* Work instructions
For this exercise, copy out each line of the material below that includes "编译成功".
>> Start
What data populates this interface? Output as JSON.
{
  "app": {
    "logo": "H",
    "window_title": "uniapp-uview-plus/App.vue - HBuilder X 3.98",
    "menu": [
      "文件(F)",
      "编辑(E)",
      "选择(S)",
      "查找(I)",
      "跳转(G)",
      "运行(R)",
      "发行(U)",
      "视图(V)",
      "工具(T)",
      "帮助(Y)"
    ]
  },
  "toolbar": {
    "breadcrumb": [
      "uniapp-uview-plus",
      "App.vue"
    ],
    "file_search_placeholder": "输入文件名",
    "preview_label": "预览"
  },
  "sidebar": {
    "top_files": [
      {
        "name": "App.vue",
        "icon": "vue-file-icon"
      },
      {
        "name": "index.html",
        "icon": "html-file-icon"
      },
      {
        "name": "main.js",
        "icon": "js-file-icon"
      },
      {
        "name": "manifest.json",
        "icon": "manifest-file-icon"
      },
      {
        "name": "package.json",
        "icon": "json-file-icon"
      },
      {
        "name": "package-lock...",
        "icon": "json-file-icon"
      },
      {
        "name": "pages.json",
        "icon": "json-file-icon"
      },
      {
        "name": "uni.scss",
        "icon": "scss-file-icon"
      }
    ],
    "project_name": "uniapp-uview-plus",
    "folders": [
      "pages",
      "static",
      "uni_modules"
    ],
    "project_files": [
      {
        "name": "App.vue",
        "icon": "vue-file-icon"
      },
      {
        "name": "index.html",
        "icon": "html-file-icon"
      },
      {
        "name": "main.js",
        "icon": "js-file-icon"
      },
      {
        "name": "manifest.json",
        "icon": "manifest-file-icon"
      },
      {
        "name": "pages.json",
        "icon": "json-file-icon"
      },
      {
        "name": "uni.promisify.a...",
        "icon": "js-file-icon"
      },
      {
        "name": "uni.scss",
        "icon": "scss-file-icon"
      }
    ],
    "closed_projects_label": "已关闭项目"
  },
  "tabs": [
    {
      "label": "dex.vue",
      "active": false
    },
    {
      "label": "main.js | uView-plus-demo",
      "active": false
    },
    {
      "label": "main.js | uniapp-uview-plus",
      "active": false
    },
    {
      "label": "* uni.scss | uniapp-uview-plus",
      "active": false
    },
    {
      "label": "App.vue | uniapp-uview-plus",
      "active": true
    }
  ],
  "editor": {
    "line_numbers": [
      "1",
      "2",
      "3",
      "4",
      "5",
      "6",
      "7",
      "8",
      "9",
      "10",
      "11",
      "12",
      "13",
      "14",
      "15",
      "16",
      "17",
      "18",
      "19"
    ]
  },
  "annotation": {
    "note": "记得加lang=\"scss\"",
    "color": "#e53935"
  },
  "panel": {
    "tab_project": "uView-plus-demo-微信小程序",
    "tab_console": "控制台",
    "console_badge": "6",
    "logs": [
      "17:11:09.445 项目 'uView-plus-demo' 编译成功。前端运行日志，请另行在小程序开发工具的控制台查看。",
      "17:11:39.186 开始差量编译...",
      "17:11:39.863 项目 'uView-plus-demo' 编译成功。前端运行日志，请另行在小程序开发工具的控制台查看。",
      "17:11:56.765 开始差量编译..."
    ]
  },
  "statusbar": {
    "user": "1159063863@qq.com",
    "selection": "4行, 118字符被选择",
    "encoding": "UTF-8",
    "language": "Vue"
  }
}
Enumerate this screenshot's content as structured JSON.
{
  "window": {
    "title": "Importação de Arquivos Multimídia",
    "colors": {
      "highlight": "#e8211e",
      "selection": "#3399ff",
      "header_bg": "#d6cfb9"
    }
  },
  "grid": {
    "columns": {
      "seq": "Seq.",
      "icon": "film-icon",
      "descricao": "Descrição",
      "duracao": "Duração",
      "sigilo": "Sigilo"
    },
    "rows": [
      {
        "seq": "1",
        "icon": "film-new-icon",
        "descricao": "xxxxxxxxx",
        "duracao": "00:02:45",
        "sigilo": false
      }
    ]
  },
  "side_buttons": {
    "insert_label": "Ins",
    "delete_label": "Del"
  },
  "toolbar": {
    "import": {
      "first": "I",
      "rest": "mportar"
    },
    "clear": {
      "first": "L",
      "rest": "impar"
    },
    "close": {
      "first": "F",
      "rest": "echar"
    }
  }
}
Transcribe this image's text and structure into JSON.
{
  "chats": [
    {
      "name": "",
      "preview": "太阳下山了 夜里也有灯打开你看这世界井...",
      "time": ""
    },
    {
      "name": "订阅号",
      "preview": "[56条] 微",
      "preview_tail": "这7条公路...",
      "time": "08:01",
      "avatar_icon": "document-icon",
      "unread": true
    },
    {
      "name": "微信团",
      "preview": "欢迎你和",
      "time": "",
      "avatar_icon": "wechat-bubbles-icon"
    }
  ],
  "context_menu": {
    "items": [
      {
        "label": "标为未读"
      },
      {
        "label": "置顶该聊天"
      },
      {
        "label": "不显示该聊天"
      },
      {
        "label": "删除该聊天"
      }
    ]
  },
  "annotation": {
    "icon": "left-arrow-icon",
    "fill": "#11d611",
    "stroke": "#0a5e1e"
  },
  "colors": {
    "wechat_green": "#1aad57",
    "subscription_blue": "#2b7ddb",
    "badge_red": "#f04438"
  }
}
>> End
* Task solution
      "17:11:09.445 项目 'uView-plus-demo' 编译成功。前端运行日志，请另行在小程序开发工具的控制台查看。",
      "17:11:39.863 项目 'uView-plus-demo' 编译成功。前端运行日志，请另行在小程序开发工具的控制台查看。",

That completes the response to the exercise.